● **SUPPLIED RECORDS**
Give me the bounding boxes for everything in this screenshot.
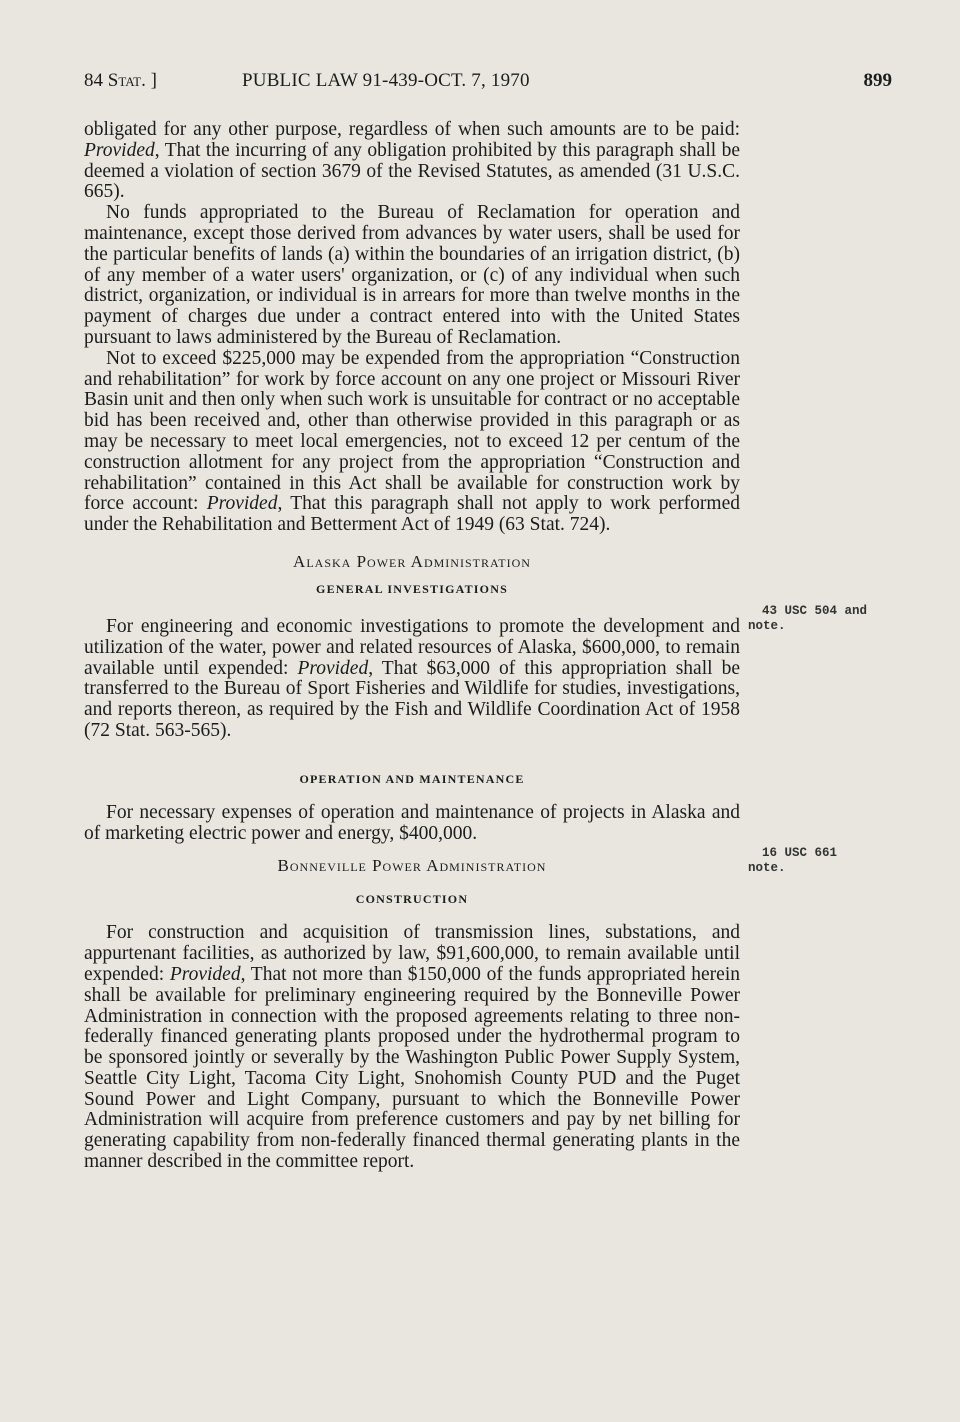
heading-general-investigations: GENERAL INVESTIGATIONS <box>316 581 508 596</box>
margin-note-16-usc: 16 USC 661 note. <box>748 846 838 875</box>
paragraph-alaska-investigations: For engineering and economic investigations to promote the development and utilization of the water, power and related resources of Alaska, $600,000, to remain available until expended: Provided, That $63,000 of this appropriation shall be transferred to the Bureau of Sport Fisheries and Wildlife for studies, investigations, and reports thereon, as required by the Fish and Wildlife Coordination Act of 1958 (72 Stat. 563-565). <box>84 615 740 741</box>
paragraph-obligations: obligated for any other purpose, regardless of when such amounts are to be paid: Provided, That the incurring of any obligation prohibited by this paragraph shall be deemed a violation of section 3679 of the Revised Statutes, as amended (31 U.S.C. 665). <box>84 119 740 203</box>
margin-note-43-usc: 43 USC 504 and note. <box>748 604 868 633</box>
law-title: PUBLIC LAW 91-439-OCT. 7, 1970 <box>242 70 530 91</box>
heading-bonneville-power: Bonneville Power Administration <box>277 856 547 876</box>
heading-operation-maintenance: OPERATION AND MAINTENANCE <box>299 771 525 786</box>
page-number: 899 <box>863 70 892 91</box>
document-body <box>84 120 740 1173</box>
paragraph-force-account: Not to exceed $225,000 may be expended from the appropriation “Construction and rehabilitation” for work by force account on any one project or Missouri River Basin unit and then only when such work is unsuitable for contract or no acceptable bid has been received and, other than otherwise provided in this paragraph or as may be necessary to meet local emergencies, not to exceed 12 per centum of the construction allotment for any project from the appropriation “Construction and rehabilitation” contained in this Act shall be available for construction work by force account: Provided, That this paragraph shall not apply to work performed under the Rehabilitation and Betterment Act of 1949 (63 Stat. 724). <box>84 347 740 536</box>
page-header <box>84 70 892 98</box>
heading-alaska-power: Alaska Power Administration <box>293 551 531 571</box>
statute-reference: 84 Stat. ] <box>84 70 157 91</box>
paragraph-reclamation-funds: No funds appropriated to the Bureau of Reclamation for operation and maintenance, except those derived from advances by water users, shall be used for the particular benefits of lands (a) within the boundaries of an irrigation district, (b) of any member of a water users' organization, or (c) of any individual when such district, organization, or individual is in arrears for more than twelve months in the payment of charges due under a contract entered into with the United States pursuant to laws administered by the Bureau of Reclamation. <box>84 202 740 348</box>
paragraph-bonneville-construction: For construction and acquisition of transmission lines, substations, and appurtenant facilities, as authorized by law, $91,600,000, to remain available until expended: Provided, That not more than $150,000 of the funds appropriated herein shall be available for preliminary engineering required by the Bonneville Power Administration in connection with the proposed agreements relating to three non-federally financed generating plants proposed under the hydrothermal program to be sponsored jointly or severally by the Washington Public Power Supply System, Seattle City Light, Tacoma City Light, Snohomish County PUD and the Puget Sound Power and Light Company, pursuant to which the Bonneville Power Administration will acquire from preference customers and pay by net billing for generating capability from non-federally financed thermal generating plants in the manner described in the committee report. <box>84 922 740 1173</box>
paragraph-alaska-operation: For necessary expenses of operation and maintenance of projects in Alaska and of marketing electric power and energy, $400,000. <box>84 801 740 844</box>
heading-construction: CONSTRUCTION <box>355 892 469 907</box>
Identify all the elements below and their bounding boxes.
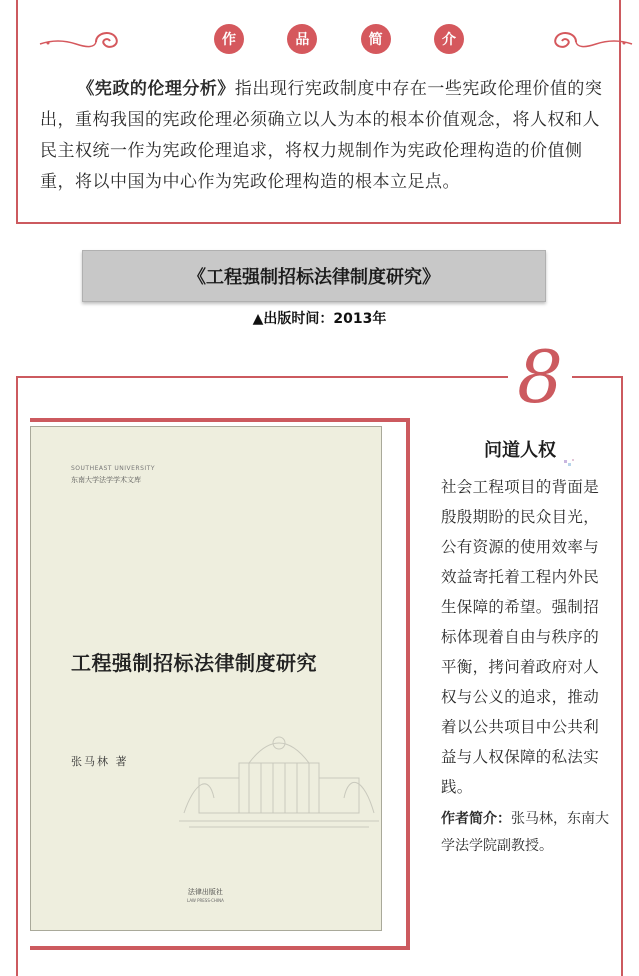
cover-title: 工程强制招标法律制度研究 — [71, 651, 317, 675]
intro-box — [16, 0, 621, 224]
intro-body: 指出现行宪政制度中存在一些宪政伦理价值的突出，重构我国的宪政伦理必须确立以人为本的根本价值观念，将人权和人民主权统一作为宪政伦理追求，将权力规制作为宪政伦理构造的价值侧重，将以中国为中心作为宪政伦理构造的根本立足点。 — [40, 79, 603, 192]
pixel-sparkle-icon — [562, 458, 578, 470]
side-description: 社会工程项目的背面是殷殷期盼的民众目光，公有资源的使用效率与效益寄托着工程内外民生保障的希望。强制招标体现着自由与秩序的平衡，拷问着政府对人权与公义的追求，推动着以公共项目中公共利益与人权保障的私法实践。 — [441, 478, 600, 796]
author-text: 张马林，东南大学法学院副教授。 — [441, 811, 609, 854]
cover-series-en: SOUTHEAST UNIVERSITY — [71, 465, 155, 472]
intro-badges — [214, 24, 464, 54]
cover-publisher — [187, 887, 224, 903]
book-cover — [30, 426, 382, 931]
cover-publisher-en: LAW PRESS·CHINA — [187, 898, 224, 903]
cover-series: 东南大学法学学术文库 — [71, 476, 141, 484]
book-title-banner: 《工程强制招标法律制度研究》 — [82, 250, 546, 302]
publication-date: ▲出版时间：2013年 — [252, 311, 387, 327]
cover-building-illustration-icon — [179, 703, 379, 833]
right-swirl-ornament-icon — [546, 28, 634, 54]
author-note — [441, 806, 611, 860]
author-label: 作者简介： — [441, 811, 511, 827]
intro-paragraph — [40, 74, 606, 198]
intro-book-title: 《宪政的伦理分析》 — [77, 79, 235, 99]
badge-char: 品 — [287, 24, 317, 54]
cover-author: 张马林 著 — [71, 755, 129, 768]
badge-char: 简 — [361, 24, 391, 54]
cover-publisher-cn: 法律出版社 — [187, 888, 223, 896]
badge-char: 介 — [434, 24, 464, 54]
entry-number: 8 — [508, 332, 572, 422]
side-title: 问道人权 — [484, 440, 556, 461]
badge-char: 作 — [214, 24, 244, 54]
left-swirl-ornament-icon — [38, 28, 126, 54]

--

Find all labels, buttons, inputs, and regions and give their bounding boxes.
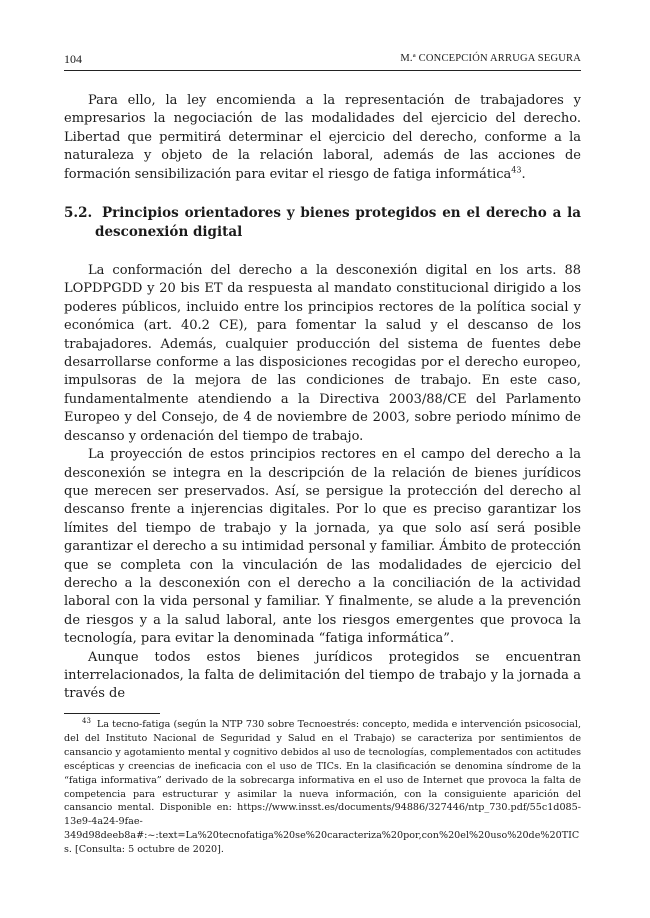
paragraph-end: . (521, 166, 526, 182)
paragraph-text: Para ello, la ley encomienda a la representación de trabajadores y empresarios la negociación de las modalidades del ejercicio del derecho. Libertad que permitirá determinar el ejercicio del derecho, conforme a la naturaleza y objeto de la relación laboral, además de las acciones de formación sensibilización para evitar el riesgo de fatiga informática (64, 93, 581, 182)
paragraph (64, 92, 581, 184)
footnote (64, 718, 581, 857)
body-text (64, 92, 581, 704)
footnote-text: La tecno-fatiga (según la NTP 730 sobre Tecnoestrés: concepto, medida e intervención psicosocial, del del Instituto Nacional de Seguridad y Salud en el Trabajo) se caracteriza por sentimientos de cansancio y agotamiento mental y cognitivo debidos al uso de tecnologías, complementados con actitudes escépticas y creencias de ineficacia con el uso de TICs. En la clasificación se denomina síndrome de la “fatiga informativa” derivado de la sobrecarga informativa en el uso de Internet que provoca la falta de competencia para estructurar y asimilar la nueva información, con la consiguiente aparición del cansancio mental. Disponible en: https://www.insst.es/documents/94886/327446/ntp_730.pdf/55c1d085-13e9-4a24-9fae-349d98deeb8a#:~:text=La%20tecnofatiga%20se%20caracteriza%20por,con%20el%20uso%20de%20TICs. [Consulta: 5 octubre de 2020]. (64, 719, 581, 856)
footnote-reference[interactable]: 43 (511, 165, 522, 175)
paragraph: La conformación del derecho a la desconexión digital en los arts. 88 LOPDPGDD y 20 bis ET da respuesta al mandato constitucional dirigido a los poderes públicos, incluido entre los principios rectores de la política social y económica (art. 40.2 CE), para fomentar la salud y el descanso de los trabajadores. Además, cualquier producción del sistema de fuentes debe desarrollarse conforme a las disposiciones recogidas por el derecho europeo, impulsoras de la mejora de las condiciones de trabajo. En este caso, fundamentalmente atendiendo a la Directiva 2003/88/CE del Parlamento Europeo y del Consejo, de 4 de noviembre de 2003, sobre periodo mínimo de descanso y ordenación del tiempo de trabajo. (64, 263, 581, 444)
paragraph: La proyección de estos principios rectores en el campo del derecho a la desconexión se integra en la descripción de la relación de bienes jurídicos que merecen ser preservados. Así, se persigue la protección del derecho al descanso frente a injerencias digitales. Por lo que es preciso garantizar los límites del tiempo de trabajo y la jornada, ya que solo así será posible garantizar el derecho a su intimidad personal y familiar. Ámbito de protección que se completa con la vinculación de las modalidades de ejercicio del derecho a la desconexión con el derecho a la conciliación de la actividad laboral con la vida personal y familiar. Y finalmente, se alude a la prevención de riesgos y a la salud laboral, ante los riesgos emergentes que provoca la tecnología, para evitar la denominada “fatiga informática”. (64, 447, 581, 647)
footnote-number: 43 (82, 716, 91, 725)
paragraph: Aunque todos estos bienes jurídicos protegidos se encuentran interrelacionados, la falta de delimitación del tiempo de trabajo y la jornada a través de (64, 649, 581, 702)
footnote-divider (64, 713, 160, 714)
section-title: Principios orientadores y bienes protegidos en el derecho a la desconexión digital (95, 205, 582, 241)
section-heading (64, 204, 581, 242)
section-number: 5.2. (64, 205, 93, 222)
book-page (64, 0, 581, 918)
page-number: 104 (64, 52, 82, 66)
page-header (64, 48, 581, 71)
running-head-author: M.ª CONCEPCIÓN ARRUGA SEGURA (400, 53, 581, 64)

==

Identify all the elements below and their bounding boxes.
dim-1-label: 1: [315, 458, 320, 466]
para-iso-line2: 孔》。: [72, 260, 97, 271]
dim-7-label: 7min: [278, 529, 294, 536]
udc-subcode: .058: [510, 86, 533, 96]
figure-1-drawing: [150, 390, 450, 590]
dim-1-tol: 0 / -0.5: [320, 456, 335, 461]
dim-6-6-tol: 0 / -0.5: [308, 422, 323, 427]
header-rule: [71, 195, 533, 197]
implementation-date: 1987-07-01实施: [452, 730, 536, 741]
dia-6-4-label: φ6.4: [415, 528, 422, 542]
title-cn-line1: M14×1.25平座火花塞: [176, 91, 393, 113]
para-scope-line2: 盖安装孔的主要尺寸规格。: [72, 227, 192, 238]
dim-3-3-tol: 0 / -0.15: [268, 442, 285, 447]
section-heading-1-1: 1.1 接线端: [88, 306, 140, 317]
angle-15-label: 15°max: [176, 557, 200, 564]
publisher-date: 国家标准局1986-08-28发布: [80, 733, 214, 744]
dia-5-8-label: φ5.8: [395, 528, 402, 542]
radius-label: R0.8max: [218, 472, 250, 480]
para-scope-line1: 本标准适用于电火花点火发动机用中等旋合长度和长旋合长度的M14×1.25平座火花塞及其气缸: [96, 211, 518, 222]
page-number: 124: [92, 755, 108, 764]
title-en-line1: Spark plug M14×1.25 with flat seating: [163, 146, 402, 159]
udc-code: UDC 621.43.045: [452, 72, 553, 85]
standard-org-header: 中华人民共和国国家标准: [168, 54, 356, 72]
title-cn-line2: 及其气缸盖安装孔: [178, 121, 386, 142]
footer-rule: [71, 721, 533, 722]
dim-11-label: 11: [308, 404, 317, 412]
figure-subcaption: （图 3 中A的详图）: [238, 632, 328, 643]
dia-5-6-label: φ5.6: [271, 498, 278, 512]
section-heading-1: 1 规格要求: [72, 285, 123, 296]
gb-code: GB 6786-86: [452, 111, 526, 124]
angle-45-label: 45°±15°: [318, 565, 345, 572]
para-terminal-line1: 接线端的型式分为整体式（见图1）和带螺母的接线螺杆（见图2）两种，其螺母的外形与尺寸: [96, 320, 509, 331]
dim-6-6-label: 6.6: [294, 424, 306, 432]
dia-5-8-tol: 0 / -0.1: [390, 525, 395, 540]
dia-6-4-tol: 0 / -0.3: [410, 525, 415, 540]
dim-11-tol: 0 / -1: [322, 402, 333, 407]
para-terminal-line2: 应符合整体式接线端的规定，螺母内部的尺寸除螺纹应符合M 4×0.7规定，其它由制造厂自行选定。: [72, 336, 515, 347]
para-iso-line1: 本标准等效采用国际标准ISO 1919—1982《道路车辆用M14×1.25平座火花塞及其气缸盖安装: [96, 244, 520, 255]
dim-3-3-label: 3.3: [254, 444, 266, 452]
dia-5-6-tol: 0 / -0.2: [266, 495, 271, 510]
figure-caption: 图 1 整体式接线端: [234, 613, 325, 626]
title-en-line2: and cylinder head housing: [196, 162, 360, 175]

● **WHAT YOU SHOULD DO**
Please copy the lines from the one containing "cover-title: 工程强制招标法律制度研究 —" through the one containing "cover-publisher — [187, 887, 224, 903]", with both of those lines included, and reproduce them unchanged.

● **RESULT**
cover-title: 工程强制招标法律制度研究 — [71, 651, 317, 675]
intro-box — [16, 0, 621, 224]
intro-body: 指出现行宪政制度中存在一些宪政伦理价值的突出，重构我国的宪政伦理必须确立以人为本的根本价值观念，将人权和人民主权统一作为宪政伦理追求，将权力规制作为宪政伦理构造的价值侧重，将以中国为中心作为宪政伦理构造的根本立足点。 — [40, 79, 603, 192]
pixel-sparkle-icon — [562, 458, 578, 470]
side-description: 社会工程项目的背面是殷殷期盼的民众目光，公有资源的使用效率与效益寄托着工程内外民生保障的希望。强制招标体现着自由与秩序的平衡，拷问着政府对人权与公义的追求，推动着以公共项目中公共利益与人权保障的私法实践。 — [441, 478, 600, 796]
author-text: 张马林，东南大学法学院副教授。 — [441, 811, 609, 854]
cover-series-en: SOUTHEAST UNIVERSITY — [71, 465, 155, 472]
intro-badges — [214, 24, 464, 54]
cover-publisher — [187, 887, 224, 903]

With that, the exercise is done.